• _Exercise prompt_: Examine each line of the data. Copy those that contain the string "energy".

— start Supplied material —

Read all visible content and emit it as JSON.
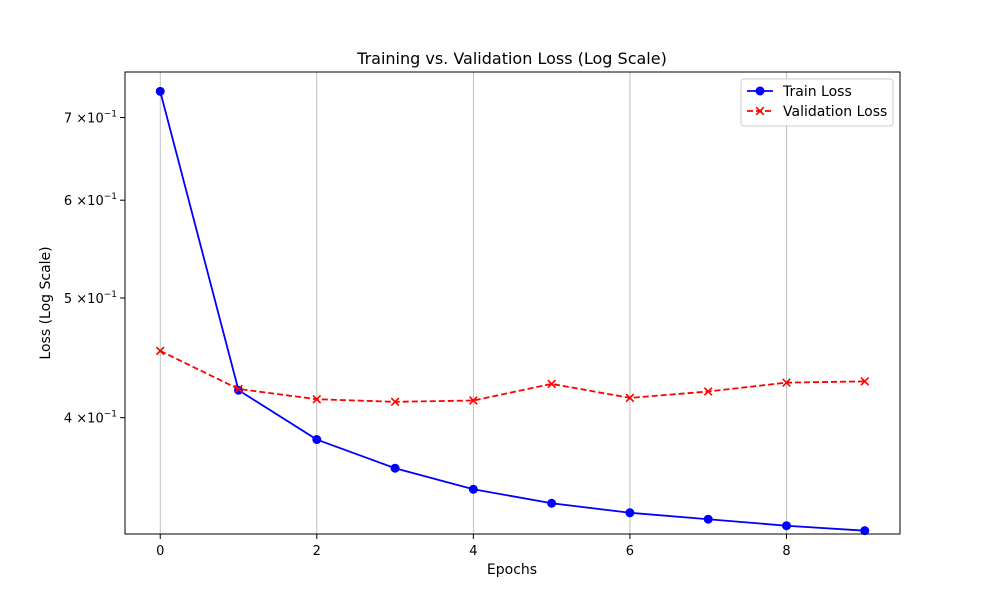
{
  "chart_data": {
    "type": "line",
    "title": "Training vs. Validation Loss (Log Scale)",
    "xlabel": "Epochs",
    "ylabel": "Loss (Log Scale)",
    "x": [
      0,
      1,
      2,
      3,
      4,
      5,
      6,
      7,
      8,
      9
    ],
    "xlim": [
      -0.45,
      9.45
    ],
    "ylim": [
      0.322,
      0.762
    ],
    "yscale": "log",
    "xticks": [
      0,
      2,
      4,
      6,
      8
    ],
    "xtick_labels": [
      "0",
      "2",
      "4",
      "6",
      "8"
    ],
    "yticks": [
      {
        "value": 0.4,
        "mantissa": "4",
        "exponent": "−1"
      },
      {
        "value": 0.5,
        "mantissa": "5",
        "exponent": "−1"
      },
      {
        "value": 0.6,
        "mantissa": "6",
        "exponent": "−1"
      },
      {
        "value": 0.7,
        "mantissa": "7",
        "exponent": "−1"
      }
    ],
    "ytick_times": "×10",
    "grid": "x-major",
    "legend_position": "top-right",
    "series": [
      {
        "name": "Train Loss",
        "color": "#0000ff",
        "marker": "circle",
        "linestyle": "solid",
        "values": [
          0.735,
          0.421,
          0.384,
          0.364,
          0.35,
          0.341,
          0.335,
          0.331,
          0.327,
          0.324
        ]
      },
      {
        "name": "Validation Loss",
        "color": "#ff0000",
        "marker": "x",
        "linestyle": "dashed",
        "values": [
          0.453,
          0.422,
          0.414,
          0.412,
          0.413,
          0.426,
          0.415,
          0.42,
          0.427,
          0.428
        ]
      }
    ]
  }
}
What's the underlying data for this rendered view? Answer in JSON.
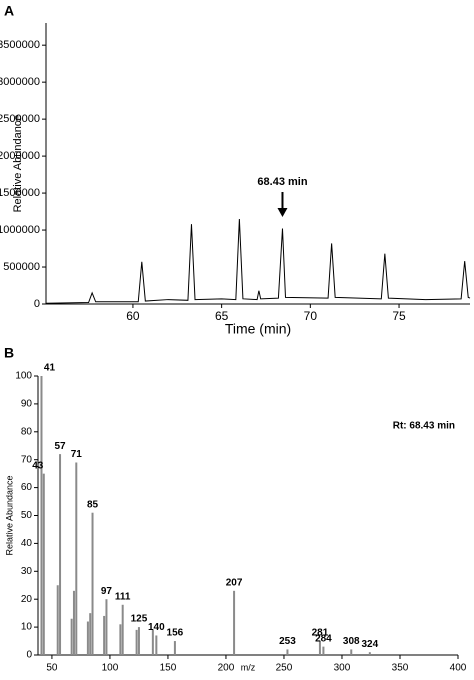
{
  "chart_data": [
    {
      "type": "line",
      "panel_label": "A",
      "ylabel": "Relative Abundance",
      "xlabel": "Time (min)",
      "x": [
        55.1,
        57.5,
        57.7,
        57.9,
        60.3,
        60.5,
        60.7,
        62.0,
        63.1,
        63.3,
        63.5,
        65.0,
        65.8,
        66.0,
        66.2,
        67.0,
        67.1,
        67.2,
        68.2,
        68.43,
        68.6,
        71.0,
        71.2,
        71.4,
        74.0,
        74.2,
        74.4,
        76.5,
        78.5,
        78.7,
        78.9,
        79.0
      ],
      "values": [
        10000,
        20000,
        150000,
        30000,
        30000,
        570000,
        40000,
        60000,
        50000,
        1080000,
        60000,
        70000,
        60000,
        1150000,
        70000,
        60000,
        180000,
        70000,
        80000,
        1020000,
        90000,
        80000,
        820000,
        90000,
        70000,
        680000,
        80000,
        60000,
        70000,
        580000,
        90000,
        80000
      ],
      "color": "#000000",
      "xlim": [
        55.1,
        79
      ],
      "ylim": [
        0,
        3800000
      ],
      "xticks": [
        60,
        65,
        70,
        75
      ],
      "yticks": [
        0,
        500000,
        1000000,
        1500000,
        2000000,
        2500000,
        3000000,
        3500000
      ],
      "annotation": {
        "text": "68.43 min",
        "x": 68.43
      }
    },
    {
      "type": "bar",
      "panel_label": "B",
      "ylabel": "Relative Abundance",
      "xlabel": "m/z",
      "annotation_text": "Rt: 68.43 min",
      "x": [
        41,
        43,
        55,
        57,
        67,
        69,
        71,
        81,
        83,
        85,
        95,
        97,
        109,
        111,
        123,
        125,
        137,
        140,
        156,
        207,
        253,
        281,
        284,
        308,
        324
      ],
      "values": [
        100,
        65,
        25,
        72,
        13,
        23,
        69,
        12,
        15,
        51,
        14,
        20,
        11,
        18,
        9,
        10,
        9,
        7,
        5,
        23,
        2,
        5,
        3,
        2,
        1
      ],
      "peak_labels": [
        "41",
        "43",
        null,
        "57",
        null,
        null,
        "71",
        null,
        null,
        "85",
        null,
        "97",
        null,
        "111",
        null,
        "125",
        null,
        "140",
        "156",
        "207",
        "253",
        "281",
        "284",
        "308",
        "324"
      ],
      "color": "#8a8a8a",
      "xlim": [
        38,
        400
      ],
      "ylim": [
        0,
        100
      ],
      "xticks": [
        50,
        100,
        150,
        200,
        250,
        300,
        350,
        400
      ],
      "yticks": [
        0,
        10,
        20,
        30,
        40,
        50,
        60,
        70,
        80,
        90,
        100
      ]
    }
  ]
}
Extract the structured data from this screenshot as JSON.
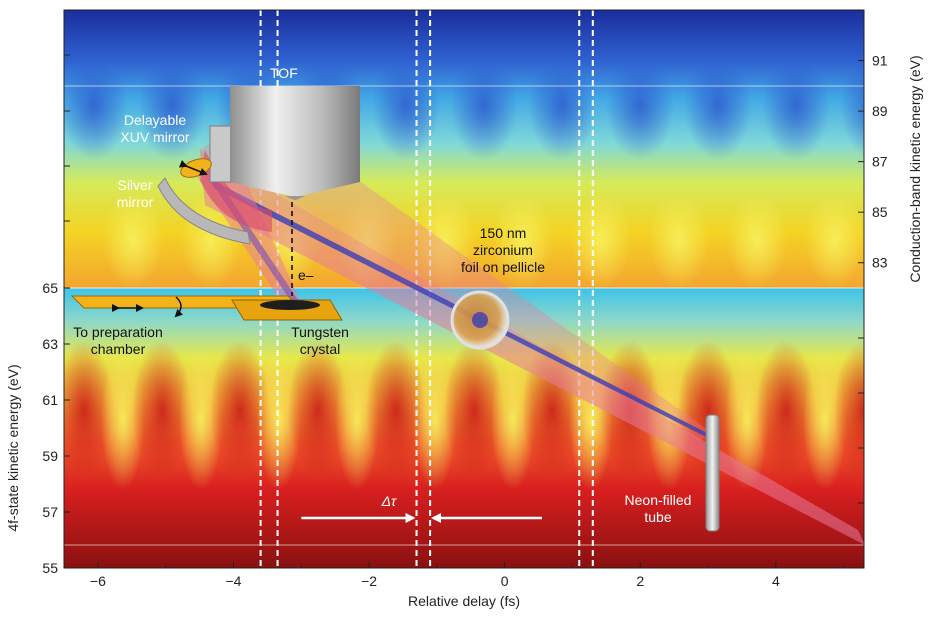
{
  "figure": {
    "labels": {
      "tof": "TOF",
      "delayable_mirror_line1": "Delayable",
      "delayable_mirror_line2": "XUV mirror",
      "silver_mirror_line1": "Silver",
      "silver_mirror_line2": "mirror",
      "electron": "e–",
      "to_prep_line1": "To preparation",
      "to_prep_line2": "chamber",
      "tungsten_line1": "Tungsten",
      "tungsten_line2": "crystal",
      "zirconium_line1": "150 nm",
      "zirconium_line2": "zirconium",
      "zirconium_line3": "foil on pellicle",
      "neon_line1": "Neon-filled",
      "neon_line2": "tube",
      "delta_tau": "Δτ"
    },
    "colors": {
      "beam": "#e87a9a",
      "xuv_beam": "#3a3fb8",
      "dashed_lines": "#ffffff",
      "arrows": "#ffffff"
    }
  },
  "chart_data": {
    "type": "heatmap",
    "xlabel": "Relative delay (fs)",
    "ylabel_left": "4f-state kinetic energy (eV)",
    "ylabel_right": "Conduction-band kinetic energy (eV)",
    "x_ticks": [
      "−6",
      "−4",
      "−2",
      "0",
      "2",
      "4"
    ],
    "y_left_ticks": [
      "55",
      "57",
      "59",
      "61",
      "63",
      "65"
    ],
    "y_right_ticks": [
      "83",
      "85",
      "87",
      "89",
      "91"
    ],
    "xlim": [
      -6.5,
      5.3
    ],
    "ylim_left": [
      55,
      65
    ],
    "ylim_right": [
      82,
      93
    ],
    "dashed_delay_lines": [
      -3.6,
      -3.35,
      -1.3,
      -1.1,
      1.1,
      1.3
    ],
    "delta_tau_span": [
      -1.3,
      -1.1
    ]
  }
}
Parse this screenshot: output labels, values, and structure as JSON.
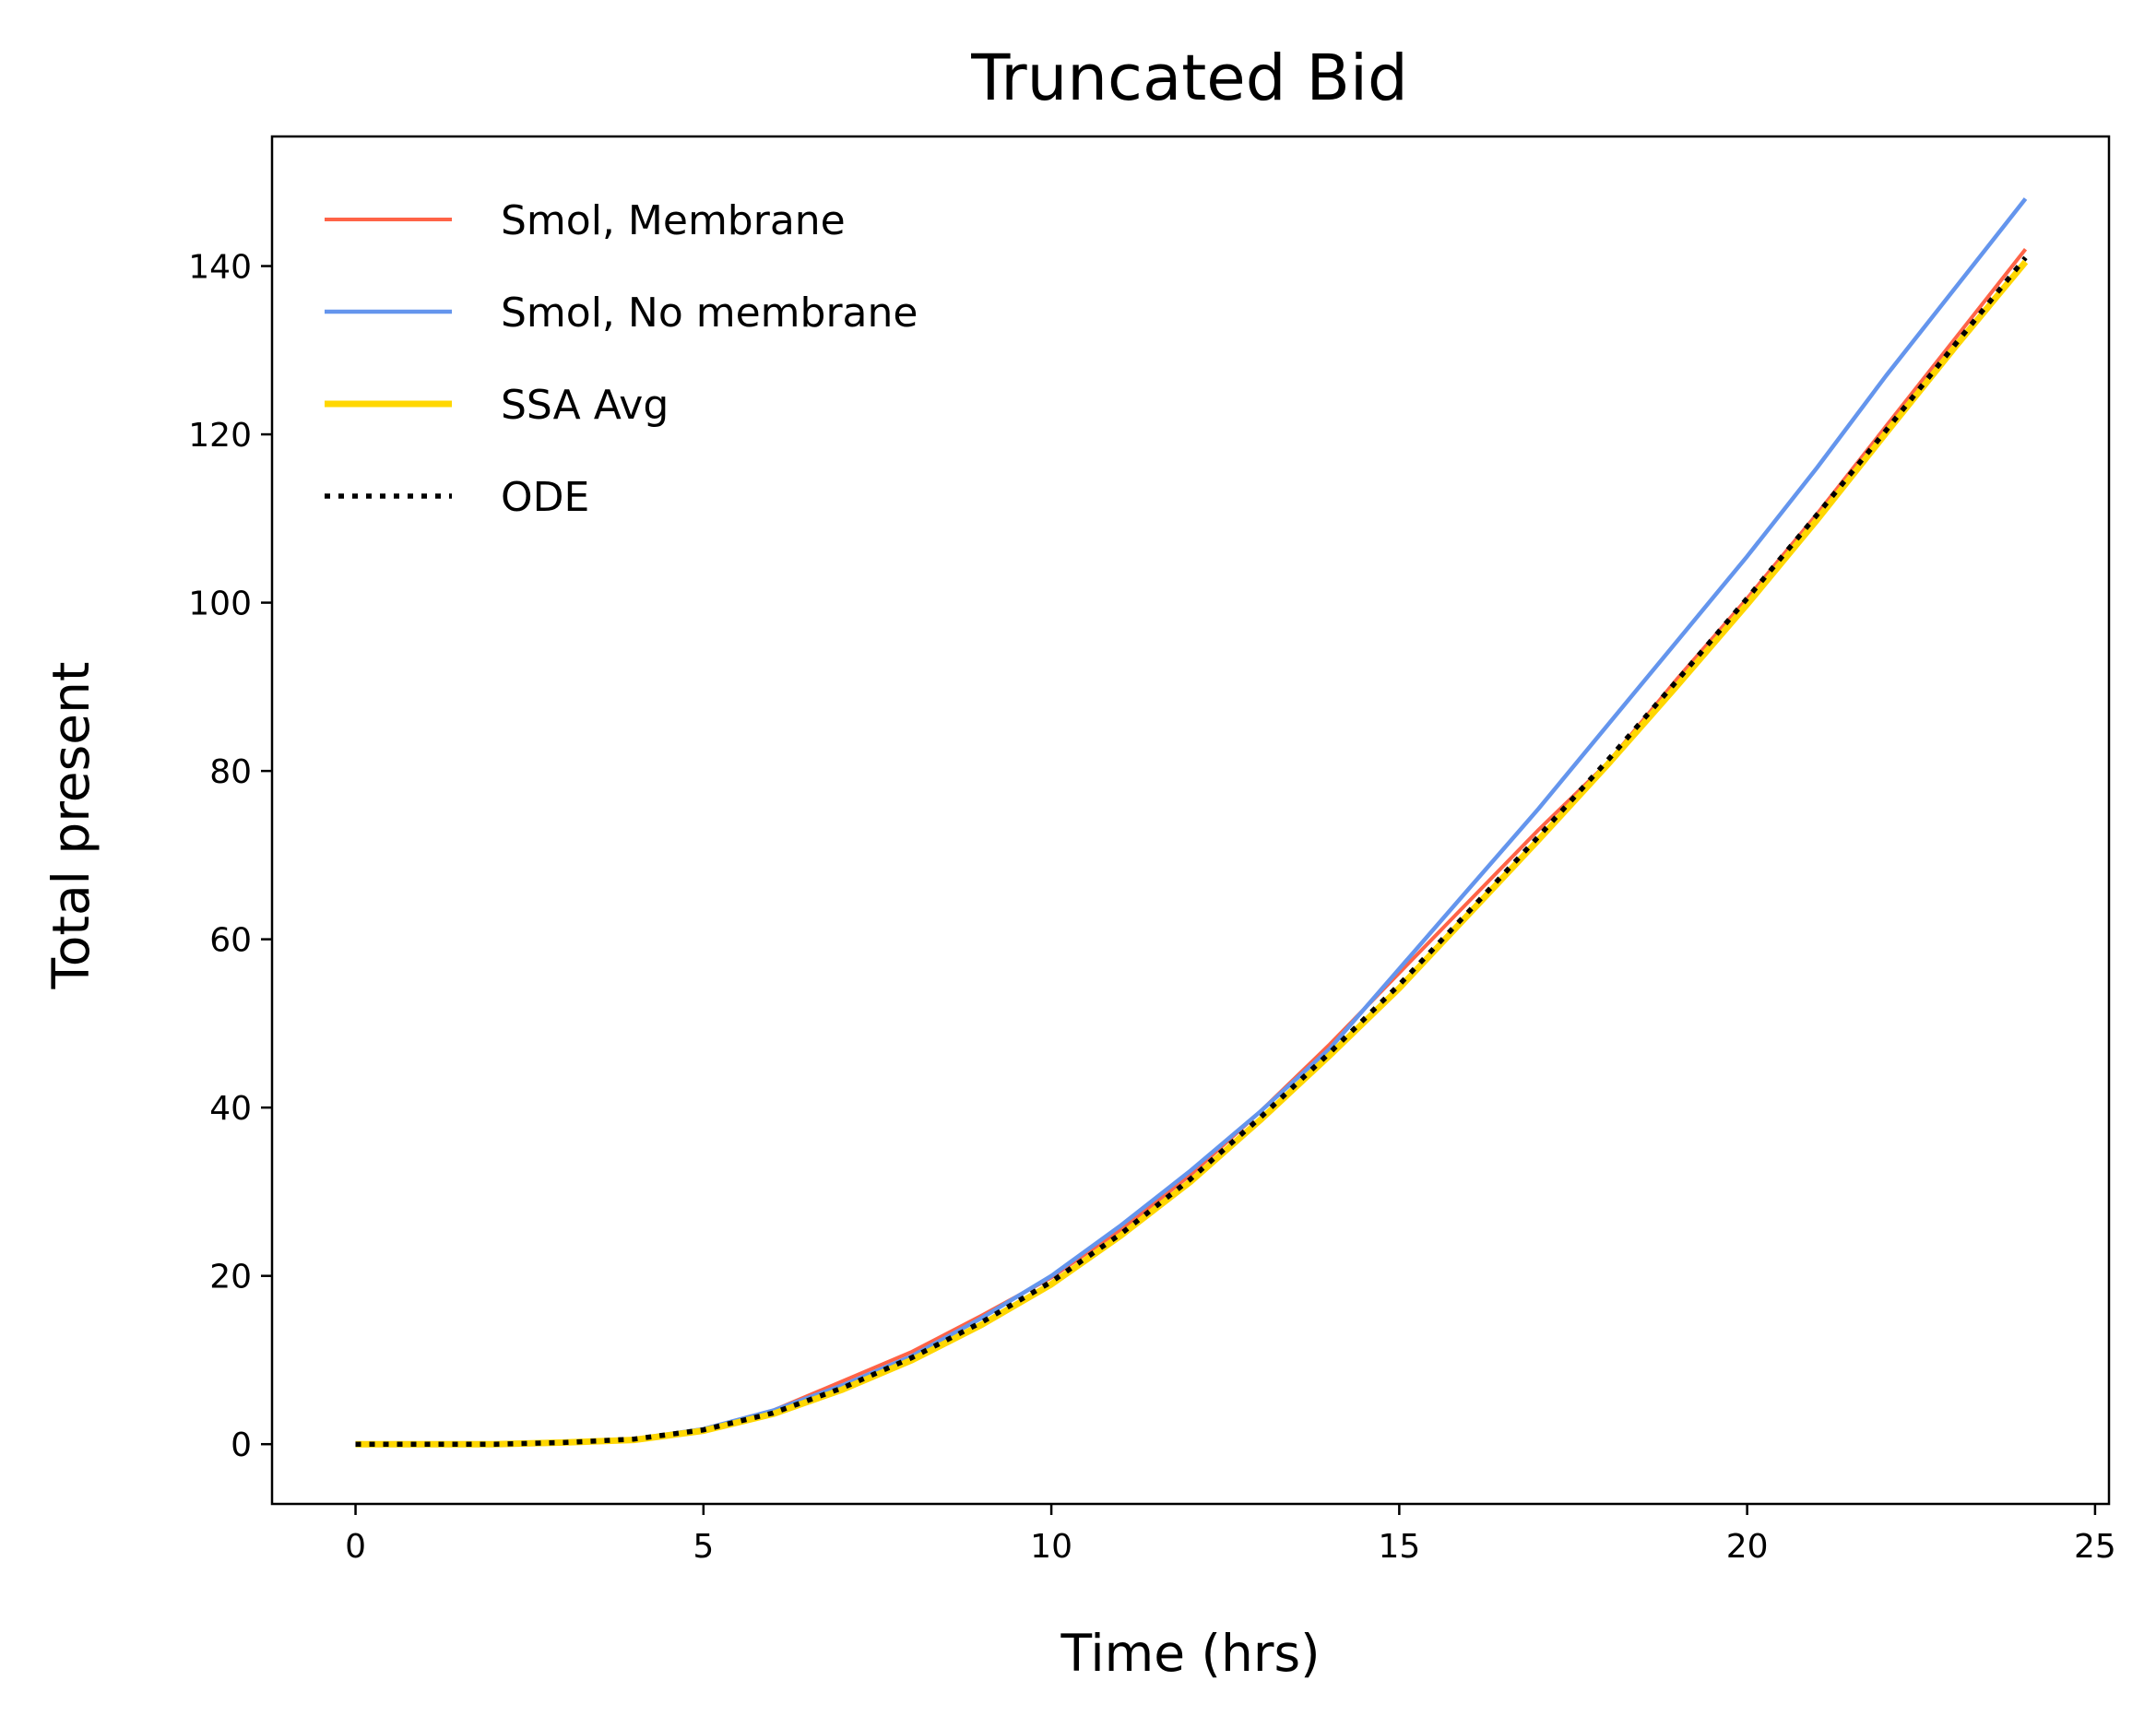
{
  "chart_data": {
    "type": "line",
    "title": "Truncated Bid",
    "xlabel": "Time (hrs)",
    "ylabel": "Total present",
    "xlim": [
      -1.2,
      25.2
    ],
    "ylim": [
      -7.1,
      155.4
    ],
    "xticks": [
      0,
      5,
      10,
      15,
      20,
      25
    ],
    "yticks": [
      0,
      20,
      40,
      60,
      80,
      100,
      120,
      140
    ],
    "grid": false,
    "legend_position": "top-left",
    "x": [
      0,
      1,
      2,
      3,
      4,
      5,
      6,
      7,
      8,
      9,
      10,
      11,
      12,
      13,
      14,
      15,
      16,
      17,
      18,
      19,
      20,
      21,
      22,
      23,
      24
    ],
    "series": [
      {
        "name": "Smol, Membrane",
        "color": "#ff6347",
        "style": "solid",
        "values": [
          0,
          0,
          0,
          0.3,
          0.6,
          1.8,
          4,
          7.5,
          11,
          15.3,
          19.8,
          25.5,
          32,
          39.5,
          47.5,
          56,
          64.5,
          73,
          81,
          91,
          100.5,
          110.5,
          121,
          131.5,
          142
        ]
      },
      {
        "name": "Smol, No membrane",
        "color": "#6495ed",
        "style": "solid",
        "values": [
          0,
          0,
          0,
          0.3,
          0.6,
          1.8,
          4,
          7,
          10.5,
          15,
          20,
          26,
          32.5,
          39.5,
          47,
          56.5,
          66,
          75.5,
          85.5,
          95.5,
          105.5,
          116,
          127,
          137.5,
          148
        ]
      },
      {
        "name": "SSA Avg",
        "color": "#ffd700",
        "style": "solid",
        "values": [
          0,
          0,
          0,
          0.2,
          0.5,
          1.6,
          3.6,
          6.5,
          10,
          14.2,
          19,
          24.8,
          31.2,
          38.5,
          46.2,
          54.2,
          63,
          71.8,
          80.8,
          90.2,
          99.8,
          109.8,
          120.2,
          130.5,
          140.5
        ]
      },
      {
        "name": "ODE",
        "color": "#000000",
        "style": "dotted",
        "values": [
          0,
          0,
          0,
          0.2,
          0.6,
          1.7,
          3.7,
          6.7,
          10.3,
          14.5,
          19.3,
          25,
          31.5,
          38.8,
          46.5,
          54.6,
          63.3,
          72.2,
          81.3,
          90.8,
          100.5,
          110.4,
          120.5,
          130.8,
          141
        ]
      }
    ]
  }
}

— end Supplied material —

• _Worked answer_:
    "ylabel_left": "4f-state kinetic energy (eV)",
    "ylabel_right": "Conduction-band kinetic energy (eV)",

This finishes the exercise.